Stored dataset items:
________________________________________
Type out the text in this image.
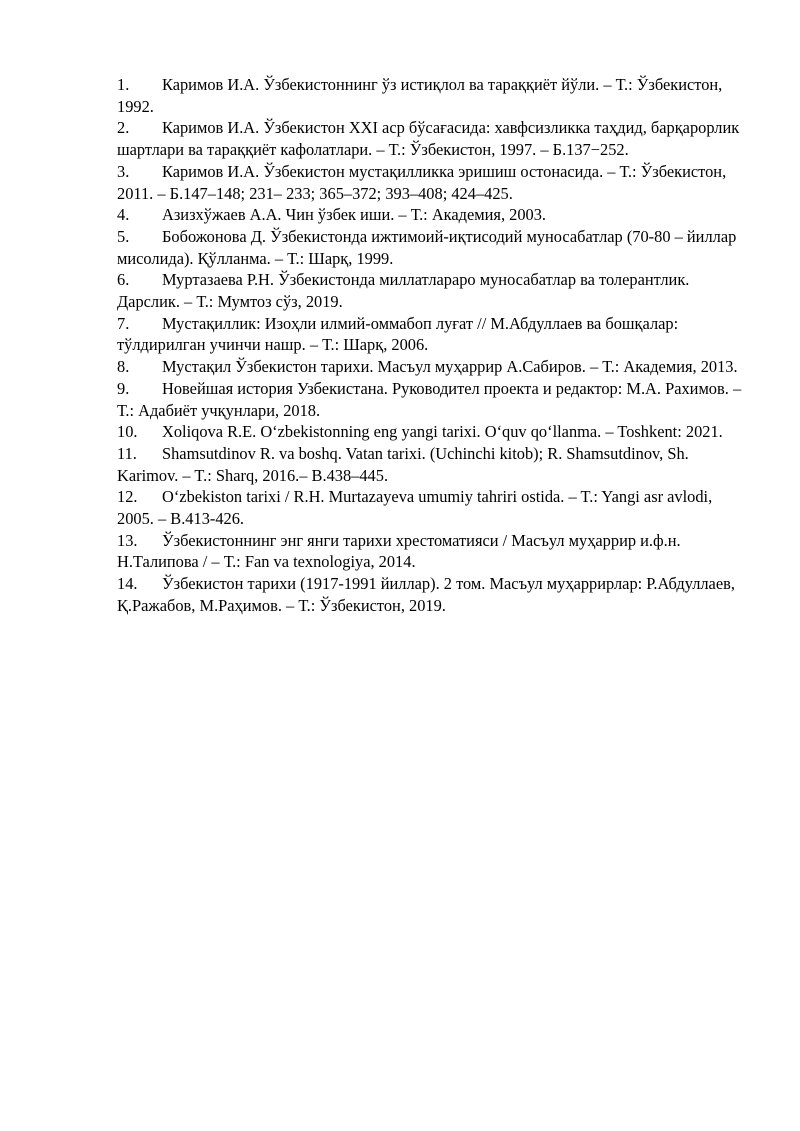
1. Каримов И.А. Ўзбекистоннинг ўз истиқлол ва тараққиёт йўли. – Т.: Ўзбекистон, 1992.
2. Каримов И.А. Ўзбекистон XXI аср бўсағасида: хавфсизликка таҳдид, барқарорлик шартлари ва тараққиёт кафолатлари. – Т.: Ўзбекистон, 1997. – Б.137−252.
3. Каримов И.А. Ўзбекистон мустақилликка эришиш остонасида. – Т.: Ўзбекистон, 2011. – Б.147–148; 231– 233; 365–372; 393–408; 424–425.
4. Азизхўжаев А.А. Чин ўзбек иши. – Т.: Академия, 2003.
5. Бобожонова Д. Ўзбекистонда ижтимоий-иқтисодий муносабатлар (70-80 – йиллар мисолида). Қўлланма. – Т.: Шарқ, 1999.
6. Муртазаева Р.Н. Ўзбекистонда миллатлараро муносабатлар ва толерантлик. Дарслик. – Т.: Мумтоз сўз, 2019.
7. Мустақиллик: Изоҳли илмий-оммабоп луғат // М.Абдуллаев ва бошқалар: тўлдирилган учинчи нашр. – Т.: Шарқ, 2006.
8. Мустақил Ўзбекистон тарихи. Масъул муҳаррир А.Сабиров. – Т.: Академия, 2013.
9. Новейшая история Узбекистана. Руководител проекта и редактор: М.А. Рахимов. – Т.: Адабиёт учқунлари, 2018.
10. Xoliqova R.E. O‘zbekistonning eng yangi tarixi. O‘quv qo‘llanma. – Toshkent: 2021.
11. Shamsutdinov R. va boshq. Vatan tarixi. (Uchinchi kitob); R. Shamsutdinov, Sh. Karimov. – T.: Sharq, 2016.– B.438–445.
12. O‘zbekiston tarixi / R.H. Murtazayeva umumiy tahriri ostida. – T.: Yangi asr avlodi, 2005. – B.413-426.
13. Ўзбекистоннинг энг янги тарихи хрестоматияси / Масъул муҳаррир и.ф.н. Н.Талипова / – Т.: Fan va texnologiya, 2014.
14. Ўзбекистон тарихи (1917-1991 йиллар). 2 том. Масъул муҳаррирлар: Р.Абдуллаев, Қ.Ражабов, М.Раҳимов. – Т.: Ўзбекистон, 2019.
________________________________________
Do this ▸
Copy all the entries word for word. Omit any pictures.

The completed task ▸
Type out the text in this image.
1. Каримов И.А. Ўзбекистоннинг ўз истиқлол ва тараққиёт йўли. – Т.: Ўзбекистон, 1992.
2. Каримов И.А. Ўзбекистон XXI аср бўсағасида: хавфсизликка таҳдид, барқарорлик шартлари ва тараққиёт кафолатлари. – Т.: Ўзбекистон, 1997. – Б.137−252.
3. Каримов И.А. Ўзбекистон мустақилликка эришиш остонасида. – Т.: Ўзбекистон, 2011. – Б.147–148; 231– 233; 365–372; 393–408; 424–425.
4. Азизхўжаев А.А. Чин ўзбек иши. – Т.: Академия, 2003.
5. Бобожонова Д. Ўзбекистонда ижтимоий-иқтисодий муносабатлар (70-80 – йиллар мисолида). Қўлланма. – Т.: Шарқ, 1999.
6. Муртазаева Р.Н. Ўзбекистонда миллатлараро муносабатлар ва толерантлик. Дарслик. – Т.: Мумтоз сўз, 2019.
7. Мустақиллик: Изоҳли илмий-оммабоп луғат // М.Абдуллаев ва бошқалар: тўлдирилган учинчи нашр. – Т.: Шарқ, 2006.
8. Мустақил Ўзбекистон тарихи. Масъул муҳаррир А.Сабиров. – Т.: Академия, 2013.
9. Новейшая история Узбекистана. Руководител проекта и редактор: М.А. Рахимов. – Т.: Адабиёт учқунлари, 2018.
10. Xoliqova R.E. O‘zbekistonning eng yangi tarixi. O‘quv qo‘llanma. – Toshkent: 2021.
11. Shamsutdinov R. va boshq. Vatan tarixi. (Uchinchi kitob); R. Shamsutdinov, Sh. Karimov. – T.: Sharq, 2016.– B.438–445.
12. O‘zbekiston tarixi / R.H. Murtazayeva umumiy tahriri ostida. – T.: Yangi asr avlodi, 2005. – B.413-426.
13. Ўзбекистоннинг энг янги тарихи хрестоматияси / Масъул муҳаррир и.ф.н. Н.Талипова / – Т.: Fan va texnologiya, 2014.
14. Ўзбекистон тарихи (1917-1991 йиллар). 2 том. Масъул муҳаррирлар: Р.Абдуллаев, Қ.Ражабов, М.Раҳимов. – Т.: Ўзбекистон, 2019.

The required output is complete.